読解用抜粋:
'''
今年いよいよ巡航速度に入ると考えていますが、期初ということもあり700億円を570億円に引き下げ、若干保守的に設定しています。不動産STについても100億円のところを70億円と保守的に抑えていますが、前年度比では十分に成長していると認識しています。
来期からは、不動産特定共同事業法3号・4号の本格展開によるフィー収入の積み上げに加え、不動産ST事業の本格稼働、さらにはホテル運営事業のストック収益化という3つの利益のドライバーがフル稼働する局面に入ります。
このため、中期経営計画の最終年度の利益目標については、引き続き高い蓋然性を持って取り組む考えです。
FAQ

「ホルムズ海峡閉鎖によるナフサショックの事業への影響はあるのか?」という、中東情勢が与える影響に関するご質問です。ホテル開発に影響が出る可能性は考えられるものの、これまで遅延の報告は受けていません。ただし、この情勢が長引けば、将来的には竣工時期が遅れる可能性はあると考えています。
また、それによりコストが大きく増加することは、特段ないと考えています。ヘッジを行っていますので、主に工期の問題に留まると考えています。
以上が2026年3月期通期の決算説明です。
質疑応答:デジタル証券と対面販売の併用について
「『CREAL ST』の販売は完全オンラインでご想定でしょうか? それとも一部は、例えば地方の対面販売などもお考えでしょうか?」というご質問です。
当社が傘下に収めた証券会社は、デジタル証券への移行を進め、オンラインでの展開を目指しています。
一方で、持分法適用会社のSBI証券をはじめ、協力いただけるパートナーがいると考えています。そのため、案件によっては対面販売を取り入れながら、オンラインとの組み合わせによる販売も視野に入れています。
また、地方での対面販売については、地方特有の地方創生物件については、証券会社が低いフィーで対応してくれる可能性があると考えています。このような販売形態には十分な可能性があると感じています。
やはり、対面の証券会社を利用する場合、「CREAL ST」はお支払いする報酬が若干高い点がネックとなっています。これがもう少し低コストで対応していただければ十分に可能性はあると考えています。
極力自社の証券会社を活用し、オンラインで販売を進めていきたいと思います。
質疑応答:今期利益が下期偏重となる可能性について
「前期の利益は下期偏重でしたが、今期の利益の出方に特徴はありますか?」というご質問です。
今期も下期に偏る可能性があると考えています。不動産物件については、これまでの実績を踏まえても第4四半期に良い案件が出やすく、取得ニーズも非常に高いことがわかっています。
また、ホテルの開発案件に関しても、第4四半期に引き渡しとなる案件がいくつか出てくる予定ですので、その可能性はあるかと思います。
質疑応答:自己株式の取得の背景と、今後の判断基準について

「自己株式の取得について、今回実施した背景と株価次第で再度取り組む可能性の判断基準を教えてください」というご質問です。
今回、第一義的な目的として、ストックオプションの発行に際し、希薄化を防止することが挙げられます。
'''
課題一覧:
1 - 決算説明の抜粋から、「また、それによりコストが大き」から「ンでの展開を目指しています。」まで(両端を含む)を一字も変えずに書き写してください。
2 - 決算説明の抜粋を、最後の文の後から続けて書くこと。

提供項目:
'''
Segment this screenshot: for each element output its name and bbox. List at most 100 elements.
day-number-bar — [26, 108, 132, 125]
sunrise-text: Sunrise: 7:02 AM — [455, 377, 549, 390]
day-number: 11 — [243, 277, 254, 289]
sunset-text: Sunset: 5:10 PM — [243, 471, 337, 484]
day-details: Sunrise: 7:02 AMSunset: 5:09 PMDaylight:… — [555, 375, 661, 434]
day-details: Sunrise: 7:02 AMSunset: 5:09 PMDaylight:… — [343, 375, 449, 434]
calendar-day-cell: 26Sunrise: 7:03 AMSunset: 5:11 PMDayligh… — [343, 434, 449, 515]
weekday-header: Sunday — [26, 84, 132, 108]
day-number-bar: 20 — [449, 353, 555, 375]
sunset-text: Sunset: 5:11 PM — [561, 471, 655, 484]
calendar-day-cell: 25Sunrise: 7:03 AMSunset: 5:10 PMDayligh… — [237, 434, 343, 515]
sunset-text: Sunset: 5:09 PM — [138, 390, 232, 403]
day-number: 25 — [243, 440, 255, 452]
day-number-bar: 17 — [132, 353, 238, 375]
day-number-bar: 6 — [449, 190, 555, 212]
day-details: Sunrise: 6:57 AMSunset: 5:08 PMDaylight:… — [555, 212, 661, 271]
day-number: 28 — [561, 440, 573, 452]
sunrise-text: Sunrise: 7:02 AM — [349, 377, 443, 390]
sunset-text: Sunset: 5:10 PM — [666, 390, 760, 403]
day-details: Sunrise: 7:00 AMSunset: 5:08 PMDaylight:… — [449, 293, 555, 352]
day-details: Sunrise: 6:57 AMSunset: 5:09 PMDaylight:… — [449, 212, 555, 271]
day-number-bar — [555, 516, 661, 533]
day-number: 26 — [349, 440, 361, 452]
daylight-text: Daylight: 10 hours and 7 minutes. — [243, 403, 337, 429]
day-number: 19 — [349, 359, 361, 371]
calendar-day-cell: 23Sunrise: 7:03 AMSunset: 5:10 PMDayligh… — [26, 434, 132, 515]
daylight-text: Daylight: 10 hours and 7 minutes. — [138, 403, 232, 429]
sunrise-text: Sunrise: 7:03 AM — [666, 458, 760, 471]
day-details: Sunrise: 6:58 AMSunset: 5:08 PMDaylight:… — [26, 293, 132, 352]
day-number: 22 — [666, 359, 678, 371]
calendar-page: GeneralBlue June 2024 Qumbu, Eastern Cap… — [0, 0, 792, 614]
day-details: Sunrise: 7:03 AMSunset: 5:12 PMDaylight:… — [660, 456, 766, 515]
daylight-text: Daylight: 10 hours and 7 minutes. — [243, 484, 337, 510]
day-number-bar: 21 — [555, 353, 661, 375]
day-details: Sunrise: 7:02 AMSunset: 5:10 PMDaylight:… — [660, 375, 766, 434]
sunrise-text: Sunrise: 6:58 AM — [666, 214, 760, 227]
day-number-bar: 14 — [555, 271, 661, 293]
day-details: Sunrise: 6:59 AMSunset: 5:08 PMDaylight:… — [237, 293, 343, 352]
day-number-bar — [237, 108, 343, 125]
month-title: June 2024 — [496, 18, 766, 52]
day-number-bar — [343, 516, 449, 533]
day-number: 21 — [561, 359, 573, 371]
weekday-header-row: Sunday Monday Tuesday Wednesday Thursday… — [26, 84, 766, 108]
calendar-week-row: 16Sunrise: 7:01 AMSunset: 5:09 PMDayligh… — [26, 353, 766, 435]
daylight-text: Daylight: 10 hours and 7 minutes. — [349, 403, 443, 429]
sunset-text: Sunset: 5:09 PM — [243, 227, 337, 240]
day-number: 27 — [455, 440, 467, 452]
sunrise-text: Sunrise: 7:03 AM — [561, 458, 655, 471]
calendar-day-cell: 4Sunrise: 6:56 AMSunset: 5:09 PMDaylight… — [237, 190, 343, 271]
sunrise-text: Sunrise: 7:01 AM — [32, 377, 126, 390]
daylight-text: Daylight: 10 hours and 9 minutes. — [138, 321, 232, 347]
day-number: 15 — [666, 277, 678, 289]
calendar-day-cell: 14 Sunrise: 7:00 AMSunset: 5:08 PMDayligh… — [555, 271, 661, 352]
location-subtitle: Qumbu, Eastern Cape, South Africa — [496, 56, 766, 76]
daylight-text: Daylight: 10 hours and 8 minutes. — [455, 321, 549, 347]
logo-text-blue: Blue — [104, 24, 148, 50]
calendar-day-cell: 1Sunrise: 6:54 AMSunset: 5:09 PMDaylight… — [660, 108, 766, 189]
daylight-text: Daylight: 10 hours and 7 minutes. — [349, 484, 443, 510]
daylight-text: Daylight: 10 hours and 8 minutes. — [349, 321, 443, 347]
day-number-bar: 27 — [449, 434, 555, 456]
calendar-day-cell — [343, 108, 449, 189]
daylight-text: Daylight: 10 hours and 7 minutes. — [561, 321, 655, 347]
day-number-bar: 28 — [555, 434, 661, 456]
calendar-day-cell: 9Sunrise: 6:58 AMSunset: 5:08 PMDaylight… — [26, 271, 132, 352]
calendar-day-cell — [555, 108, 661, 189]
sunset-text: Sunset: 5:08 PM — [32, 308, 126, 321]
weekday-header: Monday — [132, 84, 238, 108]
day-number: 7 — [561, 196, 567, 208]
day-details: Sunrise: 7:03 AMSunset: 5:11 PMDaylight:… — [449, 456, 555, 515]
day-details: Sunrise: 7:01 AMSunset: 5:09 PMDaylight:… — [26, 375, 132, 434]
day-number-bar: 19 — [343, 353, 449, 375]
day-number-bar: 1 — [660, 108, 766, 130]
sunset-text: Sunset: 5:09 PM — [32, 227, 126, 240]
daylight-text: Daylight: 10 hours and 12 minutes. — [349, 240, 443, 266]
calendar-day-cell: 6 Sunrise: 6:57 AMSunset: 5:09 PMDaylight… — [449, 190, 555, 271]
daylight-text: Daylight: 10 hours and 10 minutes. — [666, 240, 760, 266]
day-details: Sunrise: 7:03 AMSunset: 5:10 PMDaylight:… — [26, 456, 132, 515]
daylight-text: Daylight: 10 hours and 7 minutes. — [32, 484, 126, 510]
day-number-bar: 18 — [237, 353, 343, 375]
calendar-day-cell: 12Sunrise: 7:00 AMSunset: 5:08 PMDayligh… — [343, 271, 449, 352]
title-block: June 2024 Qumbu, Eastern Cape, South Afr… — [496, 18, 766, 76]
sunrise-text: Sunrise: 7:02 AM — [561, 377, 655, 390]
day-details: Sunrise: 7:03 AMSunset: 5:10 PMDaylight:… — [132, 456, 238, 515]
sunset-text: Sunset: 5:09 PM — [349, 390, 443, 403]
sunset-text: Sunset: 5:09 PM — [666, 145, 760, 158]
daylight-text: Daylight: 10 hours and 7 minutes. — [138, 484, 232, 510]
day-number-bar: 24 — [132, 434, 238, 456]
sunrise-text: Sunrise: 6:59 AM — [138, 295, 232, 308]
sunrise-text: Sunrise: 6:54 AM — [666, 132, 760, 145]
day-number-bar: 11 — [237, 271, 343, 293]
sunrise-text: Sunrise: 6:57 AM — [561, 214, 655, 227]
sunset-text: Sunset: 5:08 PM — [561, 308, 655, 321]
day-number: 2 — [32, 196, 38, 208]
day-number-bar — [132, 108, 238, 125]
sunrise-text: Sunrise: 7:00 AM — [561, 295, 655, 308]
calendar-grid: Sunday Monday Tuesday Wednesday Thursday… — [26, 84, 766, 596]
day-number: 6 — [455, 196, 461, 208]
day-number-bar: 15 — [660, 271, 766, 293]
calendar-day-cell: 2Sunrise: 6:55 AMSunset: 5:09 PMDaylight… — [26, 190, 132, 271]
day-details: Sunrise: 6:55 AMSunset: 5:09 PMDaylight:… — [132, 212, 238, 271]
'''
課題の解答:
1 -
また、それによりコストが大きく増加することは、特段ないと考えています。ヘッジを行っていますので、主に工期の問題に留まると考えています。
以上が2026年3月期通期の決算説明です。
質疑応答:デジタル証券と対面販売の併用について
「『CREAL ST』の販売は完全オンラインでご想定でしょうか? それとも一部は、例えば地方の対面販売などもお考えでしょうか?」というご質問です。
当社が傘下に収めた証券会社は、デジタル証券への移行を進め、オンラインでの展開を目指しています。

2 -
一方で、当社としては、現在の株価は非常に割安と判断していますので、この状況が一過性でなく過度に継続する場合には、手元資金の水準などを考慮しながら、自己株式の追加取得を進めていきたいと考えています。
質疑応答:不動産ファンド組成とビジネスモデルについて

「アパートメントホテルの開発案件というのは、どこでクリアルに利益が出るのかをあらためて教えてほしい」というご質問です。
例えば、スライドの右側は実際に前期の第4四半期に実行した東九条の案件です。こちらは土地を当社のバランスシートでいったん押さえ、建築確認を取得してプランが完成した段階で「CREAL PRO」のファンドを組成しました。
「CREAL PRO」の出資者は記載のとおり、昭和リースや松岡といった事業会社がエクイティの出資者となります。また、シニアローンに中国銀行を招聘しました。
このように不動産ファンドを組成し、私たちは土地のバリューアップ、つまりプランを付加した状態で売却することでキャピタルゲインが得られます。これが1つ目の利益ポイントであり、「CREAL PRO」で大きく利益が乗ります。
さらに、これだけでは終わりません。我々はオフバランスとなっていますが、引き続きアセットマネジメントとしてこのディールを差配することで、将来的にこの物件の売却先を「CREAL」もしくは「CREAL ST」に持っていきます。
その際、プラットフォームの利益として「CREAL」もしくは「CREAL ST」で組成料をいただくことができます。
このように、我々のビジネスは循環的に複合的な利益を生み出し、かつオフバランスで運営できるという非常に大きなビジネスモデルとなっています。
質疑応答:GMV調整の理由と期ズレの要因について

「『CREAL』の募集は4月にありましたが、5月はまだありません。何か理由がありますか?」というご質問です。
GMVを若干調整した理由として、進めていた案件が1ヶ月遅れたことが挙げられます。
現在、大阪の3物件に取り組んでいますが、これらのプロジェクトがアクイジションの段階でやや遅れが生じています。そのため、売主や銀行との調整が必要となり、当初予定していた5月の案件が遅れたことが要因です。
一方で、今後に控えている案件もありますので、前後の調整もありますが、ひとまずこのラインで進めたいと考えており、それに伴い期ズレが生じています。
質疑応答:マンデート済み案件と今期計画の確度について

「『CREAL PRO』の2027年3月期の粗利は前年比約1.9倍の計画ですが、これはすでにマンデート済み案件でかなり見えている数字でしょうか? あるいは、新規案件獲得も前提に含まれていますか? このあたりを詳しく聞きたいです」というご質問です。
まず、このスライドのパイプラインには、マンデート済みの案件が掲載されています。加えて、今口頭でお伝えしたクリアルホテルズ向けの土地取得案件も含まれています。こちらはまだマンデートはいただいていませんが、かなり確度が高いと考えています。
このマンデートには売渡承諾が出た、蓋然性の高い案件のみをスライドに記載していますが、スライドには掲載されていなくても、すり合わせがかなり進んでいるものもあります。これらを数字として織り込んだ計画が、「CREAL PRO」の1.9倍の計画となっています。
すべてが今期の計画に含まれているわけではありませんが、ほぼ確実な数字を積み上げて作成されたものです。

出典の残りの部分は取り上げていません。